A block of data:
- - - - - - -

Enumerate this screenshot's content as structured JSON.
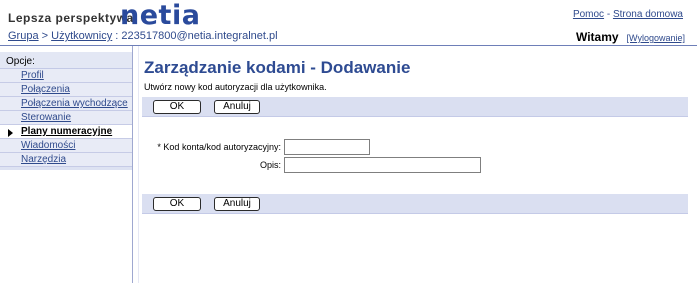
{
  "header": {
    "tagline": "Lepsza perspektywa",
    "logo": "netia",
    "breadcrumb": {
      "group": "Grupa",
      "sep1": " > ",
      "users": "Użytkownicy",
      "sep2": " : ",
      "account": "223517800@netia.integralnet.pl"
    },
    "links": {
      "help": "Pomoc",
      "sep": " - ",
      "home": "Strona domowa"
    },
    "welcome": "Witamy",
    "logout": "[Wylogowanie]"
  },
  "sidebar": {
    "heading": "Opcje:",
    "items": [
      {
        "label": "Profil",
        "active": false
      },
      {
        "label": "Połączenia przychodzące",
        "active": false
      },
      {
        "label": "Połączenia wychodzące",
        "active": false
      },
      {
        "label": "Sterowanie połączeniami",
        "active": false
      },
      {
        "label": "Plany numeracyjne",
        "active": true
      },
      {
        "label": "Wiadomości",
        "active": false
      },
      {
        "label": "Narzędzia",
        "active": false
      }
    ]
  },
  "main": {
    "title": "Zarządzanie kodami - Dodawanie",
    "subtitle": "Utwórz nowy kod autoryzacji dla użytkownika.",
    "ok_label": "OK",
    "cancel_label": "Anuluj",
    "fields": {
      "code_label": "* Kod konta/kod autoryzacyjny:",
      "code_value": "",
      "desc_label": "Opis:",
      "desc_value": ""
    }
  }
}
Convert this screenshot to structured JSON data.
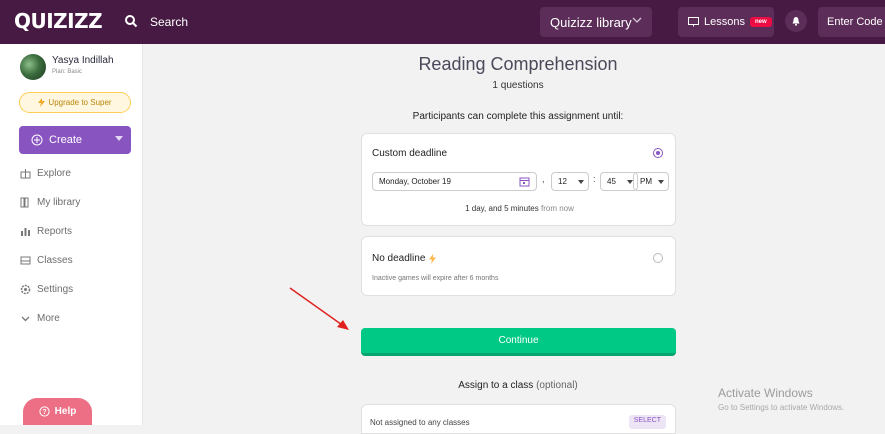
{
  "topbar": {
    "logo": "QUIZIZZ",
    "search_label": "Search",
    "library_select": "Quizizz library",
    "lessons_label": "Lessons",
    "lessons_badge": "new",
    "enter_code_label": "Enter Code"
  },
  "sidebar": {
    "user_name": "Yasya Indillah",
    "user_plan": "Plan: Basic",
    "upgrade_label": "Upgrade to Super",
    "create_label": "Create",
    "nav": [
      {
        "label": "Explore",
        "icon": "explore-icon"
      },
      {
        "label": "My library",
        "icon": "library-icon"
      },
      {
        "label": "Reports",
        "icon": "reports-icon"
      },
      {
        "label": "Classes",
        "icon": "classes-icon"
      },
      {
        "label": "Settings",
        "icon": "gear-icon"
      },
      {
        "label": "More",
        "icon": "chevron-down-icon"
      }
    ],
    "help_label": "Help"
  },
  "main": {
    "title": "Reading Comprehension",
    "subtitle": "1 questions",
    "participants_text": "Participants can complete this assignment until:",
    "custom_deadline": {
      "title": "Custom deadline",
      "date": "Monday, October 19",
      "hour": "12",
      "minute": "45",
      "ampm": "PM",
      "from_now_bold": "1 day, and 5 minutes",
      "from_now_rest": "from now"
    },
    "no_deadline": {
      "title": "No deadline",
      "note": "Inactive games will expire after 6 months"
    },
    "continue_label": "Continue",
    "assign_label": "Assign to a class",
    "assign_optional": "(optional)",
    "class_box_text": "Not assigned to any classes",
    "select_label": "SELECT"
  },
  "overlay": {
    "activate_title": "Activate Windows",
    "activate_sub": "Go to Settings to activate Windows."
  },
  "colors": {
    "topbar": "#461a42",
    "primary": "#8854c0",
    "continue": "#00c985",
    "annotation_arrow": "#e0201e"
  }
}
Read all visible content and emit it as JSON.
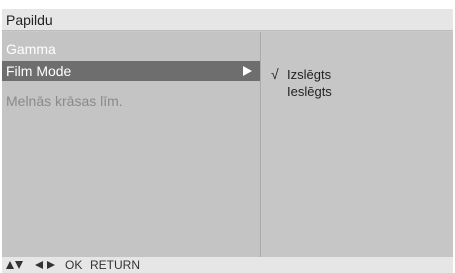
{
  "menu": {
    "title": "Papildu",
    "items": [
      {
        "label": "Gamma",
        "state": "normal"
      },
      {
        "label": "Film Mode",
        "state": "selected"
      },
      {
        "label": "Melnās krāsas līm.",
        "state": "dim"
      }
    ]
  },
  "submenu": {
    "check_mark": "√",
    "options": [
      {
        "label": "Izslēgts",
        "checked": true
      },
      {
        "label": "Ieslēgts",
        "checked": false
      }
    ]
  },
  "footer": {
    "ok_label": "OK",
    "return_label": "RETURN",
    "icons": [
      "up-arrow-icon",
      "down-arrow-icon",
      "left-arrow-icon",
      "right-arrow-icon"
    ]
  },
  "colors": {
    "selected_background": "#6e6e6e",
    "panel_background": "#c4c4c4",
    "title_background": "#e6e6e6"
  }
}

- - - - - - -

Look through the entries above and report each line where the string "library" occurs.

**EXERCISE ANSWER**
    "library_select": "Quizizz library",
        "label": "My library",
        "icon": "library-icon"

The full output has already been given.